* Work to do *
For the data below, work out how many lines contain the word "Mieten" and supply only that number.

* Information given *
==========

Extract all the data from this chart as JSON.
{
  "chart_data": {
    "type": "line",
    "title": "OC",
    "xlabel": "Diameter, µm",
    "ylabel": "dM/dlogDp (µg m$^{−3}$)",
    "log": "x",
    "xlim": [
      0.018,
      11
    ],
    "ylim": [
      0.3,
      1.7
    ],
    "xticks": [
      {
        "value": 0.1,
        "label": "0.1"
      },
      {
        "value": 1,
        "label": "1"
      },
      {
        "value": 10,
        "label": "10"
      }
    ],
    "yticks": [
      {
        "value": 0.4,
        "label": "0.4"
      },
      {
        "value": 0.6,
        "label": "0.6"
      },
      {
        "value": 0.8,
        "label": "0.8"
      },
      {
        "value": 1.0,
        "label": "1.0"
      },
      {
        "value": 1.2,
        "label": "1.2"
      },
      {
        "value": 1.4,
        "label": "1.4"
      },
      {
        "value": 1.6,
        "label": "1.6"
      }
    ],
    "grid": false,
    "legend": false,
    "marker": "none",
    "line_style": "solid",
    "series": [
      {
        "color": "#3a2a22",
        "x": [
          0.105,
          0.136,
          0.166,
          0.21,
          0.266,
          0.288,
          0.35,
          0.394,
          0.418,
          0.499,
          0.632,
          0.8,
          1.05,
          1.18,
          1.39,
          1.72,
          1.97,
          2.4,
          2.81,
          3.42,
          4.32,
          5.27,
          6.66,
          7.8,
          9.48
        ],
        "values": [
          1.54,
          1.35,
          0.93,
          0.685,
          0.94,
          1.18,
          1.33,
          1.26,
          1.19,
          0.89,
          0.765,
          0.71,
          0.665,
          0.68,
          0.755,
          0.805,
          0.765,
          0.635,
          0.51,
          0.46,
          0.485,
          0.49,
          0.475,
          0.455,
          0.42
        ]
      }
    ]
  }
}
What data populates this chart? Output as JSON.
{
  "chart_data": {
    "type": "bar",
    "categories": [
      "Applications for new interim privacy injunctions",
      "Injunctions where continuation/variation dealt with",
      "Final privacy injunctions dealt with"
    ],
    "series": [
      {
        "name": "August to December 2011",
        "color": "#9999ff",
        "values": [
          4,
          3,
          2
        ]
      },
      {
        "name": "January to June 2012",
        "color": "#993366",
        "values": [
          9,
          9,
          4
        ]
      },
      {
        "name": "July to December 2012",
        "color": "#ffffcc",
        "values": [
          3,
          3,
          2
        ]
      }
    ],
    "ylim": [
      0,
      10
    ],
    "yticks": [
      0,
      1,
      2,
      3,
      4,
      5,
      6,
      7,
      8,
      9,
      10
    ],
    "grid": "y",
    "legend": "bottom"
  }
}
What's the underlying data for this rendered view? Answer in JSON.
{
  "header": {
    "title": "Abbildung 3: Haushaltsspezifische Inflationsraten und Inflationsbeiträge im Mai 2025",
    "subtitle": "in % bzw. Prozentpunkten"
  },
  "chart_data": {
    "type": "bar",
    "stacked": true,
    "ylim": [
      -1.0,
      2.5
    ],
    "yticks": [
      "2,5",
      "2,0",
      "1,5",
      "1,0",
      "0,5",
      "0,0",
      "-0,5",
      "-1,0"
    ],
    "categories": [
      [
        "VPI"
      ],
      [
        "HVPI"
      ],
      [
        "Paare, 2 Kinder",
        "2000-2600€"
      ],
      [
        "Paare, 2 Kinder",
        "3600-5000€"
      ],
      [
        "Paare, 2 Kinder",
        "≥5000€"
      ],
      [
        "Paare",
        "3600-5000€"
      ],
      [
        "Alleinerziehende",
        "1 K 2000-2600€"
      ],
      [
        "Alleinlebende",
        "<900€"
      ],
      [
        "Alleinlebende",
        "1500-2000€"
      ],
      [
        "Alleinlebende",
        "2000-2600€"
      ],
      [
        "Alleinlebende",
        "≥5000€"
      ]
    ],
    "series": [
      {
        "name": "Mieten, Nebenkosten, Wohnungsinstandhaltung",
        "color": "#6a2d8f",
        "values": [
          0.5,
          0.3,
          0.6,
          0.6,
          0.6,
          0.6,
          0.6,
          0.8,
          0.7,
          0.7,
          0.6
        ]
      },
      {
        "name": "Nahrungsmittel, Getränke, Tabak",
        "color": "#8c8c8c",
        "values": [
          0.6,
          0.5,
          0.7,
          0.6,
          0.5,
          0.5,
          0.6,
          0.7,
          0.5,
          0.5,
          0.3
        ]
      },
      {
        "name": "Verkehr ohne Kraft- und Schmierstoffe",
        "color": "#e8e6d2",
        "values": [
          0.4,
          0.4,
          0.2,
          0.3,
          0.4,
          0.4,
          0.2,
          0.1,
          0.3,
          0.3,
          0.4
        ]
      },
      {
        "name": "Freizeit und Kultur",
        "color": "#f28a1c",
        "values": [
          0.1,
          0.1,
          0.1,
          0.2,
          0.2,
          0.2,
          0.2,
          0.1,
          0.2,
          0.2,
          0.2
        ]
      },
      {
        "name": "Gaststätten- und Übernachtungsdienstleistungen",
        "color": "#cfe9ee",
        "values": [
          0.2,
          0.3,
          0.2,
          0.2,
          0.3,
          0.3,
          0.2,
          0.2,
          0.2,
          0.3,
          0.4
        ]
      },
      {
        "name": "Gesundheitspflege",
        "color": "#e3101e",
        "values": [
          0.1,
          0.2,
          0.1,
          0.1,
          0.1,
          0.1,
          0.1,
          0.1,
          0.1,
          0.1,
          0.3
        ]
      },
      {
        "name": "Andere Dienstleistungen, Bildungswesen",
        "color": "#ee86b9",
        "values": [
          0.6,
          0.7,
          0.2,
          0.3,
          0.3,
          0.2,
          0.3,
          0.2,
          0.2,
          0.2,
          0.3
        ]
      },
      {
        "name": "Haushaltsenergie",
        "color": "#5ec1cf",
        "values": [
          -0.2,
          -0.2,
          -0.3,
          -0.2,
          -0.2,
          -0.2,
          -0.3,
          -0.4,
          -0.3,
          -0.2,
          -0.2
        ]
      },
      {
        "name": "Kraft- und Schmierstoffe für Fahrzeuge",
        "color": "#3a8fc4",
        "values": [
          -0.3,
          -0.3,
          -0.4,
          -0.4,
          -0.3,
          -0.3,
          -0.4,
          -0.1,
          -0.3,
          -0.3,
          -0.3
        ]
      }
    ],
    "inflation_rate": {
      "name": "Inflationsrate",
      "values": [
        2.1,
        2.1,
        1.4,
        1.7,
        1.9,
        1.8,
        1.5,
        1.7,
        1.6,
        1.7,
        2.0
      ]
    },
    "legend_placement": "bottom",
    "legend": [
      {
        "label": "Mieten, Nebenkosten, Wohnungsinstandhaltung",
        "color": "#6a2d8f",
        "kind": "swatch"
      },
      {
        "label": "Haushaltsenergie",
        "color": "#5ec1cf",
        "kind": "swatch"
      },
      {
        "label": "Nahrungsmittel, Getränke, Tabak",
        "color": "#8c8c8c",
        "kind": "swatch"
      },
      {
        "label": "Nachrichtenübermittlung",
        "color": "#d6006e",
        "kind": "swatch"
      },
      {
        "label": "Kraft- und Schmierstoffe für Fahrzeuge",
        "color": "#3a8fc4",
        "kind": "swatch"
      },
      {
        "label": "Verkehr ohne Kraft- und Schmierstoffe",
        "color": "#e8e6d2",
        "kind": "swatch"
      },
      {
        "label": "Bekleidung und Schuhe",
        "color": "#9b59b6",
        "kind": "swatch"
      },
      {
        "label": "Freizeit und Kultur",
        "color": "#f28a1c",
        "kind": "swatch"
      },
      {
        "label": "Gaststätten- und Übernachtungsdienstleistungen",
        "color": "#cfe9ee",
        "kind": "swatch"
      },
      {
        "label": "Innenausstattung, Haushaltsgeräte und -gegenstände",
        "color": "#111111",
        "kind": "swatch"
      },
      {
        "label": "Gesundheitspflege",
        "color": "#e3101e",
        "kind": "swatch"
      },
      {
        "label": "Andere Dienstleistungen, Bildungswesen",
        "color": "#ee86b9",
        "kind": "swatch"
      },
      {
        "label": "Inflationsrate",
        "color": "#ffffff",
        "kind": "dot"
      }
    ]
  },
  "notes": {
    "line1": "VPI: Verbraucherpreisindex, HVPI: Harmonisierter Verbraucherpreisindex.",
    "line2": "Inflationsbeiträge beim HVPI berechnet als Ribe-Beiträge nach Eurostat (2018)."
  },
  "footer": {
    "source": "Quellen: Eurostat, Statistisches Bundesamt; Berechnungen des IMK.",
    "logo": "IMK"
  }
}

==========

* Output of the exercise *
2